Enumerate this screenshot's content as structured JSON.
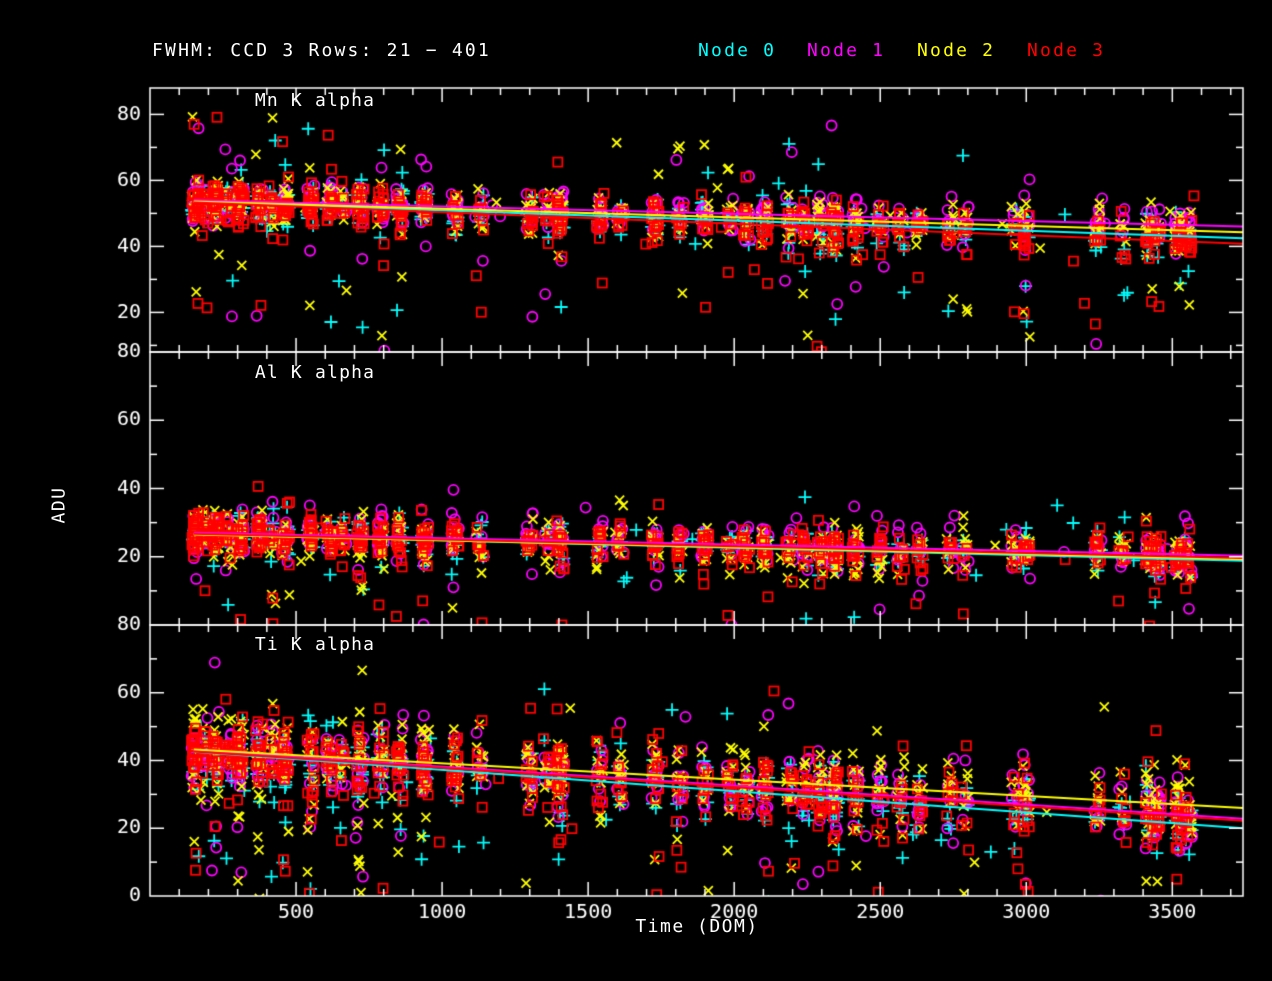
{
  "chart_data": {
    "type": "scatter",
    "title": "FWHM: CCD 3 Rows: 21 − 401",
    "xlabel": "Time (DOM)",
    "ylabel": "ADU",
    "background_color": "#000000",
    "axis_color": "#ffffff",
    "x_range": [
      0,
      3742
    ],
    "xticks": [
      500,
      1000,
      1500,
      2000,
      2500,
      3000,
      3500
    ],
    "x_minor_step": 100,
    "grid": false,
    "legend": {
      "position": "top-right",
      "items": [
        {
          "name": "Node 0",
          "color": "#00ffff",
          "marker": "plus"
        },
        {
          "name": "Node 1",
          "color": "#ff00ff",
          "marker": "circle"
        },
        {
          "name": "Node 2",
          "color": "#ffff00",
          "marker": "x"
        },
        {
          "name": "Node 3",
          "color": "#ff0000",
          "marker": "square"
        }
      ]
    },
    "node_point_density": [
      9,
      10,
      11,
      13
    ],
    "epochs": [
      {
        "t": 155,
        "w": 1.3
      },
      {
        "t": 185,
        "w": 0.8
      },
      {
        "t": 225,
        "w": 1.2
      },
      {
        "t": 270,
        "w": 0.8
      },
      {
        "t": 310,
        "w": 1.3
      },
      {
        "t": 375,
        "w": 1.0
      },
      {
        "t": 420,
        "w": 0.7
      },
      {
        "t": 465,
        "w": 1.2
      },
      {
        "t": 550,
        "w": 1.2
      },
      {
        "t": 615,
        "w": 1.0
      },
      {
        "t": 660,
        "w": 0.6
      },
      {
        "t": 720,
        "w": 1.1
      },
      {
        "t": 790,
        "w": 1.0
      },
      {
        "t": 855,
        "w": 1.1
      },
      {
        "t": 940,
        "w": 1.2
      },
      {
        "t": 1045,
        "w": 0.9
      },
      {
        "t": 1130,
        "w": 0.6
      },
      {
        "t": 1300,
        "w": 0.8
      },
      {
        "t": 1360,
        "w": 0.5
      },
      {
        "t": 1405,
        "w": 1.3
      },
      {
        "t": 1540,
        "w": 0.7
      },
      {
        "t": 1610,
        "w": 0.6
      },
      {
        "t": 1730,
        "w": 0.9
      },
      {
        "t": 1815,
        "w": 0.6
      },
      {
        "t": 1900,
        "w": 0.8
      },
      {
        "t": 1985,
        "w": 0.6
      },
      {
        "t": 2040,
        "w": 0.8
      },
      {
        "t": 2105,
        "w": 0.9
      },
      {
        "t": 2190,
        "w": 0.7
      },
      {
        "t": 2245,
        "w": 0.8
      },
      {
        "t": 2295,
        "w": 0.9
      },
      {
        "t": 2345,
        "w": 1.3
      },
      {
        "t": 2415,
        "w": 0.8
      },
      {
        "t": 2500,
        "w": 0.7
      },
      {
        "t": 2570,
        "w": 0.5
      },
      {
        "t": 2635,
        "w": 0.6
      },
      {
        "t": 2740,
        "w": 0.6
      },
      {
        "t": 2790,
        "w": 0.5
      },
      {
        "t": 2960,
        "w": 0.5
      },
      {
        "t": 3000,
        "w": 0.8
      },
      {
        "t": 3245,
        "w": 0.7
      },
      {
        "t": 3330,
        "w": 0.5
      },
      {
        "t": 3420,
        "w": 0.9
      },
      {
        "t": 3450,
        "w": 0.8
      },
      {
        "t": 3520,
        "w": 1.0
      },
      {
        "t": 3555,
        "w": 0.8
      }
    ],
    "panels": [
      {
        "label": "Mn K alpha",
        "y_range": [
          8,
          88
        ],
        "ytick_labels": [
          80,
          60,
          40,
          20
        ],
        "y_minor_step": 10,
        "sigma": 3.4,
        "low_outlier_prob": 0.05,
        "low_outlier_max": 35,
        "high_outlier_prob": 0.02,
        "high_outlier_max": 22,
        "fit_trends_adu": [
          {
            "node": "Node 0",
            "start": 54.0,
            "end": 42.5
          },
          {
            "node": "Node 1",
            "start": 54.3,
            "end": 46.0
          },
          {
            "node": "Node 2",
            "start": 54.0,
            "end": 44.3
          },
          {
            "node": "Node 3",
            "start": 53.8,
            "end": 40.8
          }
        ]
      },
      {
        "label": "Al K alpha",
        "y_range": [
          0,
          80
        ],
        "ytick_labels": [
          80,
          60,
          40,
          20
        ],
        "y_minor_step": 10,
        "sigma": 3.0,
        "low_outlier_prob": 0.05,
        "low_outlier_max": 22,
        "high_outlier_prob": 0.012,
        "high_outlier_max": 12,
        "fit_trends_adu": [
          {
            "node": "Node 0",
            "start": 27.0,
            "end": 18.8
          },
          {
            "node": "Node 1",
            "start": 27.3,
            "end": 20.3
          },
          {
            "node": "Node 2",
            "start": 26.8,
            "end": 19.3
          },
          {
            "node": "Node 3",
            "start": 27.0,
            "end": 19.6
          }
        ]
      },
      {
        "label": "Ti K alpha",
        "y_range": [
          0,
          80
        ],
        "ytick_labels": [
          80,
          60,
          40,
          20,
          0
        ],
        "y_minor_step": 10,
        "sigma": 5.2,
        "low_outlier_prob": 0.09,
        "low_outlier_max": 34,
        "high_outlier_prob": 0.02,
        "high_outlier_max": 20,
        "fit_trends_adu": [
          {
            "node": "Node 0",
            "start": 43.5,
            "end": 20.0
          },
          {
            "node": "Node 1",
            "start": 43.8,
            "end": 22.8
          },
          {
            "node": "Node 2",
            "start": 44.0,
            "end": 26.0
          },
          {
            "node": "Node 3",
            "start": 43.5,
            "end": 22.2
          }
        ]
      }
    ]
  }
}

_____

== Aim of the exercise ==
Make an exact copy of all the material, but keep the pictures out of it.

== Exercise answer ==
Enumerate this screenshot's content as structured JSON.
{
  "chart_data": {
    "type": "scatter",
    "title": "FWHM: CCD 3 Rows: 21 − 401",
    "xlabel": "Time (DOM)",
    "ylabel": "ADU",
    "background_color": "#000000",
    "axis_color": "#ffffff",
    "x_range": [
      0,
      3742
    ],
    "xticks": [
      500,
      1000,
      1500,
      2000,
      2500,
      3000,
      3500
    ],
    "x_minor_step": 100,
    "grid": false,
    "legend": {
      "position": "top-right",
      "items": [
        {
          "name": "Node 0",
          "color": "#00ffff",
          "marker": "plus"
        },
        {
          "name": "Node 1",
          "color": "#ff00ff",
          "marker": "circle"
        },
        {
          "name": "Node 2",
          "color": "#ffff00",
          "marker": "x"
        },
        {
          "name": "Node 3",
          "color": "#ff0000",
          "marker": "square"
        }
      ]
    },
    "node_point_density": [
      9,
      10,
      11,
      13
    ],
    "epochs": [
      {
        "t": 155,
        "w": 1.3
      },
      {
        "t": 185,
        "w": 0.8
      },
      {
        "t": 225,
        "w": 1.2
      },
      {
        "t": 270,
        "w": 0.8
      },
      {
        "t": 310,
        "w": 1.3
      },
      {
        "t": 375,
        "w": 1.0
      },
      {
        "t": 420,
        "w": 0.7
      },
      {
        "t": 465,
        "w": 1.2
      },
      {
        "t": 550,
        "w": 1.2
      },
      {
        "t": 615,
        "w": 1.0
      },
      {
        "t": 660,
        "w": 0.6
      },
      {
        "t": 720,
        "w": 1.1
      },
      {
        "t": 790,
        "w": 1.0
      },
      {
        "t": 855,
        "w": 1.1
      },
      {
        "t": 940,
        "w": 1.2
      },
      {
        "t": 1045,
        "w": 0.9
      },
      {
        "t": 1130,
        "w": 0.6
      },
      {
        "t": 1300,
        "w": 0.8
      },
      {
        "t": 1360,
        "w": 0.5
      },
      {
        "t": 1405,
        "w": 1.3
      },
      {
        "t": 1540,
        "w": 0.7
      },
      {
        "t": 1610,
        "w": 0.6
      },
      {
        "t": 1730,
        "w": 0.9
      },
      {
        "t": 1815,
        "w": 0.6
      },
      {
        "t": 1900,
        "w": 0.8
      },
      {
        "t": 1985,
        "w": 0.6
      },
      {
        "t": 2040,
        "w": 0.8
      },
      {
        "t": 2105,
        "w": 0.9
      },
      {
        "t": 2190,
        "w": 0.7
      },
      {
        "t": 2245,
        "w": 0.8
      },
      {
        "t": 2295,
        "w": 0.9
      },
      {
        "t": 2345,
        "w": 1.3
      },
      {
        "t": 2415,
        "w": 0.8
      },
      {
        "t": 2500,
        "w": 0.7
      },
      {
        "t": 2570,
        "w": 0.5
      },
      {
        "t": 2635,
        "w": 0.6
      },
      {
        "t": 2740,
        "w": 0.6
      },
      {
        "t": 2790,
        "w": 0.5
      },
      {
        "t": 2960,
        "w": 0.5
      },
      {
        "t": 3000,
        "w": 0.8
      },
      {
        "t": 3245,
        "w": 0.7
      },
      {
        "t": 3330,
        "w": 0.5
      },
      {
        "t": 3420,
        "w": 0.9
      },
      {
        "t": 3450,
        "w": 0.8
      },
      {
        "t": 3520,
        "w": 1.0
      },
      {
        "t": 3555,
        "w": 0.8
      }
    ],
    "panels": [
      {
        "label": "Mn K alpha",
        "y_range": [
          8,
          88
        ],
        "ytick_labels": [
          80,
          60,
          40,
          20
        ],
        "y_minor_step": 10,
        "sigma": 3.4,
        "low_outlier_prob": 0.05,
        "low_outlier_max": 35,
        "high_outlier_prob": 0.02,
        "high_outlier_max": 22,
        "fit_trends_adu": [
          {
            "node": "Node 0",
            "start": 54.0,
            "end": 42.5
          },
          {
            "node": "Node 1",
            "start": 54.3,
            "end": 46.0
          },
          {
            "node": "Node 2",
            "start": 54.0,
            "end": 44.3
          },
          {
            "node": "Node 3",
            "start": 53.8,
            "end": 40.8
          }
        ]
      },
      {
        "label": "Al K alpha",
        "y_range": [
          0,
          80
        ],
        "ytick_labels": [
          80,
          60,
          40,
          20
        ],
        "y_minor_step": 10,
        "sigma": 3.0,
        "low_outlier_prob": 0.05,
        "low_outlier_max": 22,
        "high_outlier_prob": 0.012,
        "high_outlier_max": 12,
        "fit_trends_adu": [
          {
            "node": "Node 0",
            "start": 27.0,
            "end": 18.8
          },
          {
            "node": "Node 1",
            "start": 27.3,
            "end": 20.3
          },
          {
            "node": "Node 2",
            "start": 26.8,
            "end": 19.3
          },
          {
            "node": "Node 3",
            "start": 27.0,
            "end": 19.6
          }
        ]
      },
      {
        "label": "Ti K alpha",
        "y_range": [
          0,
          80
        ],
        "ytick_labels": [
          80,
          60,
          40,
          20,
          0
        ],
        "y_minor_step": 10,
        "sigma": 5.2,
        "low_outlier_prob": 0.09,
        "low_outlier_max": 34,
        "high_outlier_prob": 0.02,
        "high_outlier_max": 20,
        "fit_trends_adu": [
          {
            "node": "Node 0",
            "start": 43.5,
            "end": 20.0
          },
          {
            "node": "Node 1",
            "start": 43.8,
            "end": 22.8
          },
          {
            "node": "Node 2",
            "start": 44.0,
            "end": 26.0
          },
          {
            "node": "Node 3",
            "start": 43.5,
            "end": 22.2
          }
        ]
      }
    ]
  }
}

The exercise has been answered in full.